▸ Figure contents as structured data
============================================================

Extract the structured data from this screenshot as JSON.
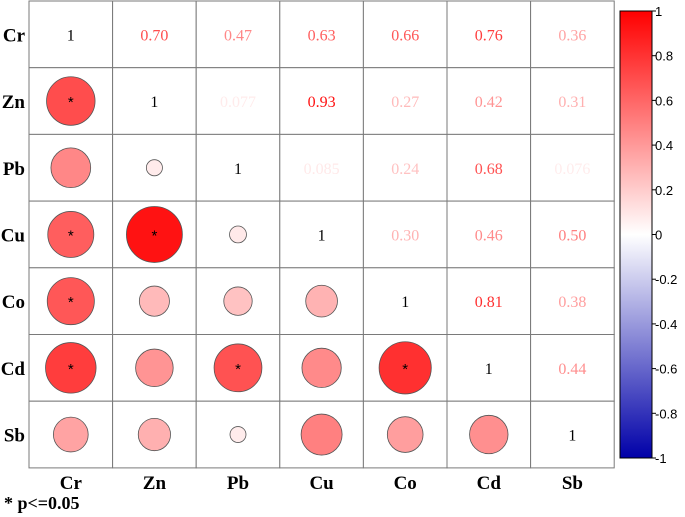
{
  "chart_data": {
    "type": "heatmap",
    "title": "",
    "variables": [
      "Cr",
      "Zn",
      "Pb",
      "Cu",
      "Co",
      "Cd",
      "Sb"
    ],
    "matrix": [
      [
        1,
        0.7,
        0.47,
        0.63,
        0.66,
        0.76,
        0.36
      ],
      [
        0.7,
        1,
        0.077,
        0.93,
        0.27,
        0.42,
        0.31
      ],
      [
        0.47,
        0.077,
        1,
        0.085,
        0.24,
        0.68,
        0.076
      ],
      [
        0.63,
        0.93,
        0.085,
        1,
        0.3,
        0.46,
        0.5
      ],
      [
        0.66,
        0.27,
        0.24,
        0.3,
        1,
        0.81,
        0.38
      ],
      [
        0.76,
        0.42,
        0.68,
        0.46,
        0.81,
        1,
        0.44
      ],
      [
        0.36,
        0.31,
        0.076,
        0.5,
        0.38,
        0.44,
        1
      ]
    ],
    "upper_labels": [
      [
        "",
        "0.70",
        "0.47",
        "0.63",
        "0.66",
        "0.76",
        "0.36"
      ],
      [
        "",
        "",
        "0.077",
        "0.93",
        "0.27",
        "0.42",
        "0.31"
      ],
      [
        "",
        "",
        "",
        "0.085",
        "0.24",
        "0.68",
        "0.076"
      ],
      [
        "",
        "",
        "",
        "",
        "0.30",
        "0.46",
        "0.50"
      ],
      [
        "",
        "",
        "",
        "",
        "",
        "0.81",
        "0.38"
      ],
      [
        "",
        "",
        "",
        "",
        "",
        "",
        "0.44"
      ],
      [
        "",
        "",
        "",
        "",
        "",
        "",
        ""
      ]
    ],
    "diagonal_label": "1",
    "significant": [
      [
        false,
        true,
        false,
        true,
        true,
        true,
        false
      ],
      [
        true,
        false,
        false,
        true,
        false,
        false,
        false
      ],
      [
        false,
        false,
        false,
        false,
        false,
        true,
        false
      ],
      [
        true,
        true,
        false,
        false,
        false,
        false,
        false
      ],
      [
        true,
        false,
        false,
        false,
        false,
        true,
        false
      ],
      [
        true,
        false,
        true,
        false,
        true,
        false,
        false
      ],
      [
        false,
        false,
        false,
        false,
        false,
        false,
        false
      ]
    ],
    "significance_marker": "*",
    "lower_triangle": "circles",
    "upper_triangle": "numbers",
    "colorbar": {
      "range": [
        -1,
        1
      ],
      "ticks": [
        "-1",
        "-0.8",
        "-0.6",
        "-0.4",
        "-0.2",
        "0",
        "0.2",
        "0.4",
        "0.6",
        "0.8",
        "1"
      ],
      "tick_values": [
        -1,
        -0.8,
        -0.6,
        -0.4,
        -0.2,
        0,
        0.2,
        0.4,
        0.6,
        0.8,
        1
      ],
      "colors": {
        "negative": "#0000a8",
        "zero": "#ffffff",
        "positive": "#ff0000"
      }
    },
    "footnote": "* p<=0.05"
  }
}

============================================================

▸ TASK TO CARRY OUT
Leave out the pictures and repeat everything else in the records exactly.

▸ FINISHED TASK
Extract the structured data from this screenshot as JSON.
{
  "chart_data": {
    "type": "heatmap",
    "title": "",
    "variables": [
      "Cr",
      "Zn",
      "Pb",
      "Cu",
      "Co",
      "Cd",
      "Sb"
    ],
    "matrix": [
      [
        1,
        0.7,
        0.47,
        0.63,
        0.66,
        0.76,
        0.36
      ],
      [
        0.7,
        1,
        0.077,
        0.93,
        0.27,
        0.42,
        0.31
      ],
      [
        0.47,
        0.077,
        1,
        0.085,
        0.24,
        0.68,
        0.076
      ],
      [
        0.63,
        0.93,
        0.085,
        1,
        0.3,
        0.46,
        0.5
      ],
      [
        0.66,
        0.27,
        0.24,
        0.3,
        1,
        0.81,
        0.38
      ],
      [
        0.76,
        0.42,
        0.68,
        0.46,
        0.81,
        1,
        0.44
      ],
      [
        0.36,
        0.31,
        0.076,
        0.5,
        0.38,
        0.44,
        1
      ]
    ],
    "upper_labels": [
      [
        "",
        "0.70",
        "0.47",
        "0.63",
        "0.66",
        "0.76",
        "0.36"
      ],
      [
        "",
        "",
        "0.077",
        "0.93",
        "0.27",
        "0.42",
        "0.31"
      ],
      [
        "",
        "",
        "",
        "0.085",
        "0.24",
        "0.68",
        "0.076"
      ],
      [
        "",
        "",
        "",
        "",
        "0.30",
        "0.46",
        "0.50"
      ],
      [
        "",
        "",
        "",
        "",
        "",
        "0.81",
        "0.38"
      ],
      [
        "",
        "",
        "",
        "",
        "",
        "",
        "0.44"
      ],
      [
        "",
        "",
        "",
        "",
        "",
        "",
        ""
      ]
    ],
    "diagonal_label": "1",
    "significant": [
      [
        false,
        true,
        false,
        true,
        true,
        true,
        false
      ],
      [
        true,
        false,
        false,
        true,
        false,
        false,
        false
      ],
      [
        false,
        false,
        false,
        false,
        false,
        true,
        false
      ],
      [
        true,
        true,
        false,
        false,
        false,
        false,
        false
      ],
      [
        true,
        false,
        false,
        false,
        false,
        true,
        false
      ],
      [
        true,
        false,
        true,
        false,
        true,
        false,
        false
      ],
      [
        false,
        false,
        false,
        false,
        false,
        false,
        false
      ]
    ],
    "significance_marker": "*",
    "lower_triangle": "circles",
    "upper_triangle": "numbers",
    "colorbar": {
      "range": [
        -1,
        1
      ],
      "ticks": [
        "-1",
        "-0.8",
        "-0.6",
        "-0.4",
        "-0.2",
        "0",
        "0.2",
        "0.4",
        "0.6",
        "0.8",
        "1"
      ],
      "tick_values": [
        -1,
        -0.8,
        -0.6,
        -0.4,
        -0.2,
        0,
        0.2,
        0.4,
        0.6,
        0.8,
        1
      ],
      "colors": {
        "negative": "#0000a8",
        "zero": "#ffffff",
        "positive": "#ff0000"
      }
    },
    "footnote": "* p<=0.05"
  }
}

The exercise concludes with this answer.